Brett Tomlinson: In 2011, Geoff Smith made a cross-country motorcycle trip to Princeton to join his classmates for their 40th reunion. Under the tents that weekend, everyone wanted to hear about his trip, and in the years that followed, two fellow Californians, John Drummond and Brad O’Brien, started angling for spots on the next big adventure.

Geoff Smith: And I thought they were both just kind of all talk — yeah, yeah, sure. And then we got up to the time and they were both really excited about going.

BT: Two weeks, three motorcycles, and 4,600 miles of open road, mostly open at least. That was the journey back to Reunions last May for Smith, Drummond, and O’Brien. It was a chance to see America up close, and reminisce about Princeton along the way. At the end of their journey, the three classmates sat down with PAW.

O’Brien, a California native, recalled not knowing what to expect from Princeton.\

Brad O’Brien: I applied to Princeton and accepted sight unseen. So I had not been here before. So when I arrived and realized it was a single-sex institution, I thought, “I didn’t think this one all the way through.” But actually it turned out to be — I got quite lucky because I met my wife at Princeton and we’re celebrating our 45th wedding anniversary this month. So that worked out.

The intellectual simulation was a big deal for me. I was in the Woodrow Wilson School, which gave you a chance to take courses from four different departments, and work collegially with some very talented classmates.

BT: Drummond and Smith also enjoyed the intellectual qualities of everyday life on campus.

John Drummond: Every private university in the country costs about the same number of dollars, but here what you get, for the same number of dollars, is the richest peer group you can imagine. So quite apart from the professors being stimulating, that guy in the chair beside you had something to say, and I was impressed. I had never been exposed to a uniformly high-intellectual standard crowd like that before. 

GS: One of the things that stimulated me a lot was the intellectual banter that went on outside of class. If you were just walking to dinner or sitting in a living room on some poor furniture, just the discussion level always required you to be on your toes and I really enjoyed that a lot and it changed me a lot in terms of the conversations that I have with people. 

BT: At Princeton in the late ’60s and early ’70s, political activism was growing, largely because of the Vietnam War and the draft. Here again is John Drummond.

JD: Well, I was from Canada I knew very little about the sociological disturbances the going on around the war. And I actually have to say right now that one of my truly memorable experiences at Princeton is the night of the first lottery. I was a bystander because I was a Canadian. It was a night when, for the people who are not familiar with this, this is when they drew all the birthdates out of a tumbler and the people with the first birthdates drawn were going to be drafted almost inevitably and those with later birthdates were unlikely to be drafted. It was a night at Princeton that started as quiet as any night there ever was at Princeton, and ended as noisy as any night there ever was because people were either, you know, had two reasons: to celebrate or be miserable about what had just happened to them in the draft. And I watched the demonstrations of the SDS, and this was eye-opening for somebody who had not lived in the United States before. So it was really a sociologic, political eye-opener for me as somebody from outside this country, watching all of this.

**RECORD EXTRACTS:**
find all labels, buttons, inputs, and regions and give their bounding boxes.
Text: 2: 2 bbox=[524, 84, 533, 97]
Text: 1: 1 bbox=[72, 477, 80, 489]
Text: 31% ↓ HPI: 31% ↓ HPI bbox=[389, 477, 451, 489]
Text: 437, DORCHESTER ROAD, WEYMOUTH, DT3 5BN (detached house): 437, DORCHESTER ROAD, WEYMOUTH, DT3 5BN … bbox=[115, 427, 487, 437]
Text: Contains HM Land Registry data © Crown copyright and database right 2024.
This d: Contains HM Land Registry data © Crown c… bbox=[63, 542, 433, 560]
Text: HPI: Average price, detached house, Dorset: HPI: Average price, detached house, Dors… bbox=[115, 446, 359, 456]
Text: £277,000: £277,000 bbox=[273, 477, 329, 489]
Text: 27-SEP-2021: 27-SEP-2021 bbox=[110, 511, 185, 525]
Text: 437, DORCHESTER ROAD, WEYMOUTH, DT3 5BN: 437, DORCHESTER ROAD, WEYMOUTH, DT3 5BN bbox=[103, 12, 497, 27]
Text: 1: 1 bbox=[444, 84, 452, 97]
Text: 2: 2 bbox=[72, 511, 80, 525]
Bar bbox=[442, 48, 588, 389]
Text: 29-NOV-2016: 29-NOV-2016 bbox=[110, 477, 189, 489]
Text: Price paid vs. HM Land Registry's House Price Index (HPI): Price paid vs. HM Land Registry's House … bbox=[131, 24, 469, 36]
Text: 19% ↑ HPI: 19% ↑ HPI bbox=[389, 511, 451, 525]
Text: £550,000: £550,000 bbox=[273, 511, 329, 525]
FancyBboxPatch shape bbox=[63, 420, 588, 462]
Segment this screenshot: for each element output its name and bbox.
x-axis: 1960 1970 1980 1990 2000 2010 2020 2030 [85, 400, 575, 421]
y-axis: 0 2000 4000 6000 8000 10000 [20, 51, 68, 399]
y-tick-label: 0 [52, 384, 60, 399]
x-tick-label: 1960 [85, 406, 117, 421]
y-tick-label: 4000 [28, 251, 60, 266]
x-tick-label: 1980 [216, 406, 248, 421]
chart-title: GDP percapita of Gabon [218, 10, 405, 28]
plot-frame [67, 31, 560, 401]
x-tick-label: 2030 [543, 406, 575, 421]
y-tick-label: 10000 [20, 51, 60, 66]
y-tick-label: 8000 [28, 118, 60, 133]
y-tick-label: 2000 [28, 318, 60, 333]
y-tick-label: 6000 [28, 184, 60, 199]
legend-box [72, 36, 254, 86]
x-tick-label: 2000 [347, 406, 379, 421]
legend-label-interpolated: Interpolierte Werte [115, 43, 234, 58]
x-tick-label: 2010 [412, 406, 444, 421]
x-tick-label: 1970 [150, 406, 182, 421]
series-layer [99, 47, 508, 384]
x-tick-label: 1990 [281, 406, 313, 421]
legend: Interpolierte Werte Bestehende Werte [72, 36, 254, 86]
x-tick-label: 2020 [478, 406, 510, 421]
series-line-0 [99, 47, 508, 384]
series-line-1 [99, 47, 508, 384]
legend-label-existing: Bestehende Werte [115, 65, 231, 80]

**THINGS TO DO:**
(a) In the reunion motorcycle trip interview, rewrite the passage between "Brad O’Brien: I" and "life on campus.", inclusive, putting "School of Public and International Affairs" in place of "Woodrow Wilson School".
(b) According to the reunion motorcycle trip interview, how many miles did Smith, Drummond, and O'Brien ride on their way back to Reunions?
(c) Condense the paragraph beginning "Well, I was from Canada" in the reunion motorcycle trip interview, keeping its main facts.

**SOLVED PROBLEMS:**
(a)
Brad O’Brien: I applied to Princeton and accepted sight unseen. So I had not been here before. So when I arrived and realized it was a single-sex institution, I thought, “I didn’t think this one all the way through.” But actually it turned out to be — I got quite lucky because I met my wife at Princeton and we’re celebrating our 45th wedding anniversary this month. So that worked out.

The intellectual simulation was a big deal for me. I was in the School of Public and International Affairs, which gave you a chance to take courses from four different departments, and work collegially with some very talented classmates.

BT: Drummond and Smith also enjoyed the intellectual qualities of everyday life on campus.

(b) 4,600 miles

(c) Because he came from Canada, Drummond knew little about the unrest surrounding the war. One of his most memorable Princeton experiences was the night of the first draft lottery, which he watched as a bystander. Birthdates were drawn from a tumbler. Those drawn first were almost certain to be drafted, and those drawn later were unlikely to be. The night began as quiet as any at Princeton and ended as noisy as any, as students either celebrated or despaired over their results. Watching the SDS demonstrations was a sociological and political eye-opener for him as someone who had not lived in the United States before.